> Directions: Revise the material below by changing every "x-tick-label" to "x-axis-tick", keeping everything else the same.

★ ★ ★

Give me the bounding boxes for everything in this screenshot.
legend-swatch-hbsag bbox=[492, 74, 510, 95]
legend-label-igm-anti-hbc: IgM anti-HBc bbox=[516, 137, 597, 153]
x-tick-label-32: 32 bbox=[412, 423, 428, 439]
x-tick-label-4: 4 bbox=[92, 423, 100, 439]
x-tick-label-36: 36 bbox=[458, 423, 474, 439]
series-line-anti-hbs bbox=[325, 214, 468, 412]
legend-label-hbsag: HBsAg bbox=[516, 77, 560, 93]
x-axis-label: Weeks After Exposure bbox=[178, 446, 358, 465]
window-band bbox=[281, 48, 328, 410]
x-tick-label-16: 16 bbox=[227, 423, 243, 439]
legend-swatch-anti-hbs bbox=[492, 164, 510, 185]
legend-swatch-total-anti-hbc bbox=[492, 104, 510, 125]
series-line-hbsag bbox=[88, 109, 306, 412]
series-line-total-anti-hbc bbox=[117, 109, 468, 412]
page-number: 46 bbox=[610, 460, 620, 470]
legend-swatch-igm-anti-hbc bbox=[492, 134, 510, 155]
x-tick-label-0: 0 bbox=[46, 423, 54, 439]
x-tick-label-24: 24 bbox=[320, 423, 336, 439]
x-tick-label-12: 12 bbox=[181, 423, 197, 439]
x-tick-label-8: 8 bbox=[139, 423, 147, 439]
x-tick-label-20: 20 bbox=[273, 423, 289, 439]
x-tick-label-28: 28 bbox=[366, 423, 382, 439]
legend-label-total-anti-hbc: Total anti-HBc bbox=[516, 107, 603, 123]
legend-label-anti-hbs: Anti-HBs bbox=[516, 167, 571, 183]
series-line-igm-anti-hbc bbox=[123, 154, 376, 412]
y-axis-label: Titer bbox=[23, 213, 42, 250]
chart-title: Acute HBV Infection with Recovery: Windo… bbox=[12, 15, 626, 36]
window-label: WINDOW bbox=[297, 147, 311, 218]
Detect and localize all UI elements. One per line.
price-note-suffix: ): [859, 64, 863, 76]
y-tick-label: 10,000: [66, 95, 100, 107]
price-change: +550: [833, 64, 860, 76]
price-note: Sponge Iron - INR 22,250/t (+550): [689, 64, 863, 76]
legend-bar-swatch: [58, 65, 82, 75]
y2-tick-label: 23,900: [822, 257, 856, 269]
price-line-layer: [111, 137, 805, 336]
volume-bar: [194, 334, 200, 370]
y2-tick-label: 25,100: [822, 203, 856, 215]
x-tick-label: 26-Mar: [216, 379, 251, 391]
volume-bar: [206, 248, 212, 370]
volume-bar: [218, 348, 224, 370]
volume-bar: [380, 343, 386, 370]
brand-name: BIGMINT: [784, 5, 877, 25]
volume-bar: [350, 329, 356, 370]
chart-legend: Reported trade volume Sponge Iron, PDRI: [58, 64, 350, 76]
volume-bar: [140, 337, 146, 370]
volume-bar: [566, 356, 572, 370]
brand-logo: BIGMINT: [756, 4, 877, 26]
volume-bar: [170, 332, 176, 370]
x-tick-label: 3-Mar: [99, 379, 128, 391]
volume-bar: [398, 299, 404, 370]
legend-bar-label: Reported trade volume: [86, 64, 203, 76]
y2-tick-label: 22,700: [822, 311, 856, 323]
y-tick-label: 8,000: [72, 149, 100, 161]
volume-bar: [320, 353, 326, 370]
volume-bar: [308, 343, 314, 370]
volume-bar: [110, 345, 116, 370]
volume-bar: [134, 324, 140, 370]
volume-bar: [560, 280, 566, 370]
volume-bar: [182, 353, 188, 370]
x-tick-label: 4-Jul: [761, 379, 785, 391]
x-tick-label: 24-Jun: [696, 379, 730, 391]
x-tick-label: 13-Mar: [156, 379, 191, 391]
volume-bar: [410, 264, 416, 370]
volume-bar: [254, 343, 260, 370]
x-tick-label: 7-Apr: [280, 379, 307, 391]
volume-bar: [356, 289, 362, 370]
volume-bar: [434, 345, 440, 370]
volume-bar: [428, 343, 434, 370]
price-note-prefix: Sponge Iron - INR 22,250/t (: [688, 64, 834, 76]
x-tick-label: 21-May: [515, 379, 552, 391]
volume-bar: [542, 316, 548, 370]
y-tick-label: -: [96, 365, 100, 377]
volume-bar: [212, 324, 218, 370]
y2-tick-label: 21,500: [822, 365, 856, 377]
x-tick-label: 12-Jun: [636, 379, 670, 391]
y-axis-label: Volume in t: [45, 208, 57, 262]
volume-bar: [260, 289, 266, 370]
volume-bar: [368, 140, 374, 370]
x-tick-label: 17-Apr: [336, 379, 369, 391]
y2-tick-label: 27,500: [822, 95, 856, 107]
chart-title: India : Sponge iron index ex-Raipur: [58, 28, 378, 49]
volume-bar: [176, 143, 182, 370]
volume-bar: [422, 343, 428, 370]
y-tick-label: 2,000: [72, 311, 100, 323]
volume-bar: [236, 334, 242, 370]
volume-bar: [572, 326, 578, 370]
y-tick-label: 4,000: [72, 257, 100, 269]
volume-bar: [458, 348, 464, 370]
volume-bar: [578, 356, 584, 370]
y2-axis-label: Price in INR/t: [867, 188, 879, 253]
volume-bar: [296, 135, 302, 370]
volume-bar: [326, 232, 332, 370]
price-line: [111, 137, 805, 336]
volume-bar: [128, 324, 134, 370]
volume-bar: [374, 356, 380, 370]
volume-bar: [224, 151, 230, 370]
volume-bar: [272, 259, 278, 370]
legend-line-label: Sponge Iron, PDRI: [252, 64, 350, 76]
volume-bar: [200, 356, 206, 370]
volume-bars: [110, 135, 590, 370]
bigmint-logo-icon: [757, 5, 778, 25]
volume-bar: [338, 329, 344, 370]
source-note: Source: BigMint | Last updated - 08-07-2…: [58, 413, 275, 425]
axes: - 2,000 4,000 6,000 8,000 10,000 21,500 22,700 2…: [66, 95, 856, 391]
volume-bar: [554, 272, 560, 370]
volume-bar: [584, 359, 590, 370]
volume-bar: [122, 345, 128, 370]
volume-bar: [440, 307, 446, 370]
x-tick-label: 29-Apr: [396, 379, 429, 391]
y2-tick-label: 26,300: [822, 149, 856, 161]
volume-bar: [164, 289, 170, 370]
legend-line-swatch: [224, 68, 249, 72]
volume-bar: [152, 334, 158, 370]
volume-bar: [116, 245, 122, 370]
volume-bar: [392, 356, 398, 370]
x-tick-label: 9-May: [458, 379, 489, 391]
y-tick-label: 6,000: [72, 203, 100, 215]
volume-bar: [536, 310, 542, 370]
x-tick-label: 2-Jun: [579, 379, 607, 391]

★ ★ ★

> Written answer:
Give me the bounding boxes for everything in this screenshot.
legend-swatch-hbsag bbox=[492, 74, 510, 95]
legend-label-igm-anti-hbc: IgM anti-HBc bbox=[516, 137, 597, 153]
x-axis-tick-32: 32 bbox=[412, 423, 428, 439]
x-axis-tick-4: 4 bbox=[92, 423, 100, 439]
x-axis-tick-36: 36 bbox=[458, 423, 474, 439]
series-line-anti-hbs bbox=[325, 214, 468, 412]
legend-label-hbsag: HBsAg bbox=[516, 77, 560, 93]
x-axis-label: Weeks After Exposure bbox=[178, 446, 358, 465]
window-band bbox=[281, 48, 328, 410]
x-axis-tick-16: 16 bbox=[227, 423, 243, 439]
legend-swatch-anti-hbs bbox=[492, 164, 510, 185]
legend-swatch-total-anti-hbc bbox=[492, 104, 510, 125]
series-line-hbsag bbox=[88, 109, 306, 412]
series-line-total-anti-hbc bbox=[117, 109, 468, 412]
page-number: 46 bbox=[610, 460, 620, 470]
legend-swatch-igm-anti-hbc bbox=[492, 134, 510, 155]
x-axis-tick-0: 0 bbox=[46, 423, 54, 439]
x-axis-tick-24: 24 bbox=[320, 423, 336, 439]
x-axis-tick-12: 12 bbox=[181, 423, 197, 439]
x-axis-tick-8: 8 bbox=[139, 423, 147, 439]
x-axis-tick-20: 20 bbox=[273, 423, 289, 439]
x-axis-tick-28: 28 bbox=[366, 423, 382, 439]
legend-label-total-anti-hbc: Total anti-HBc bbox=[516, 107, 603, 123]
legend-label-anti-hbs: Anti-HBs bbox=[516, 167, 571, 183]
series-line-igm-anti-hbc bbox=[123, 154, 376, 412]
y-axis-label: Titer bbox=[23, 213, 42, 250]
chart-title: Acute HBV Infection with Recovery: Windo… bbox=[12, 15, 626, 36]
window-label: WINDOW bbox=[297, 147, 311, 218]
Detect and localize all UI elements. One per line.
price-note-suffix: ): [859, 64, 863, 76]
y-tick-label: 10,000: [66, 95, 100, 107]
price-change: +550: [833, 64, 860, 76]
price-note: Sponge Iron - INR 22,250/t (+550): [689, 64, 863, 76]
legend-bar-swatch: [58, 65, 82, 75]
y2-tick-label: 23,900: [822, 257, 856, 269]
price-line-layer: [111, 137, 805, 336]
volume-bar: [194, 334, 200, 370]
y2-tick-label: 25,100: [822, 203, 856, 215]
x-axis-tick: 26-Mar: [216, 379, 251, 391]
volume-bar: [206, 248, 212, 370]
volume-bar: [218, 348, 224, 370]
volume-bar: [380, 343, 386, 370]
brand-name: BIGMINT: [784, 5, 877, 25]
volume-bar: [350, 329, 356, 370]
chart-legend: Reported trade volume Sponge Iron, PDRI: [58, 64, 350, 76]
volume-bar: [140, 337, 146, 370]
volume-bar: [566, 356, 572, 370]
brand-logo: BIGMINT: [756, 4, 877, 26]
volume-bar: [170, 332, 176, 370]
x-axis-tick: 3-Mar: [99, 379, 128, 391]
volume-bar: [398, 299, 404, 370]
legend-bar-label: Reported trade volume: [86, 64, 203, 76]
y2-tick-label: 22,700: [822, 311, 856, 323]
y-tick-label: 8,000: [72, 149, 100, 161]
volume-bar: [320, 353, 326, 370]
volume-bar: [308, 343, 314, 370]
volume-bar: [110, 345, 116, 370]
volume-bar: [134, 324, 140, 370]
volume-bar: [560, 280, 566, 370]
volume-bar: [182, 353, 188, 370]
x-axis-tick: 4-Jul: [761, 379, 785, 391]
x-axis-tick: 24-Jun: [696, 379, 730, 391]
x-axis-tick: 13-Mar: [156, 379, 191, 391]
volume-bar: [410, 264, 416, 370]
volume-bar: [254, 343, 260, 370]
x-axis-tick: 7-Apr: [280, 379, 307, 391]
volume-bar: [356, 289, 362, 370]
volume-bar: [434, 345, 440, 370]
volume-bar: [428, 343, 434, 370]
price-note-prefix: Sponge Iron - INR 22,250/t (: [688, 64, 834, 76]
x-axis-tick: 21-May: [515, 379, 552, 391]
volume-bar: [542, 316, 548, 370]
y-tick-label: -: [96, 365, 100, 377]
volume-bar: [212, 324, 218, 370]
y2-tick-label: 21,500: [822, 365, 856, 377]
x-axis-tick: 12-Jun: [636, 379, 670, 391]
y-axis-label: Volume in t: [45, 208, 57, 262]
volume-bar: [260, 289, 266, 370]
volume-bar: [368, 140, 374, 370]
x-axis-tick: 17-Apr: [336, 379, 369, 391]
y2-tick-label: 27,500: [822, 95, 856, 107]
chart-title: India : Sponge iron index ex-Raipur: [58, 28, 378, 49]
volume-bar: [176, 143, 182, 370]
volume-bar: [422, 343, 428, 370]
y-tick-label: 2,000: [72, 311, 100, 323]
volume-bar: [236, 334, 242, 370]
volume-bar: [572, 326, 578, 370]
y-tick-label: 4,000: [72, 257, 100, 269]
volume-bar: [458, 348, 464, 370]
volume-bar: [578, 356, 584, 370]
y2-axis-label: Price in INR/t: [867, 188, 879, 253]
volume-bar: [296, 135, 302, 370]
volume-bar: [326, 232, 332, 370]
price-line: [111, 137, 805, 336]
volume-bar: [128, 324, 134, 370]
volume-bar: [374, 356, 380, 370]
volume-bar: [224, 151, 230, 370]
volume-bar: [272, 259, 278, 370]
legend-line-label: Sponge Iron, PDRI: [252, 64, 350, 76]
volume-bar: [200, 356, 206, 370]
volume-bars: [110, 135, 590, 370]
bigmint-logo-icon: [757, 5, 778, 25]
volume-bar: [338, 329, 344, 370]
source-note: Source: BigMint | Last updated - 08-07-2…: [58, 413, 275, 425]
axes: - 2,000 4,000 6,000 8,000 10,000 21,500 22,700 2…: [66, 95, 856, 391]
volume-bar: [554, 272, 560, 370]
volume-bar: [584, 359, 590, 370]
volume-bar: [122, 345, 128, 370]
volume-bar: [440, 307, 446, 370]
x-axis-tick: 29-Apr: [396, 379, 429, 391]
y2-tick-label: 26,300: [822, 149, 856, 161]
volume-bar: [164, 289, 170, 370]
legend-line-swatch: [224, 68, 249, 72]
volume-bar: [152, 334, 158, 370]
volume-bar: [116, 245, 122, 370]
volume-bar: [392, 356, 398, 370]
x-axis-tick: 9-May: [458, 379, 489, 391]
y-tick-label: 6,000: [72, 203, 100, 215]
volume-bar: [536, 310, 542, 370]
x-axis-tick: 2-Jun: [579, 379, 607, 391]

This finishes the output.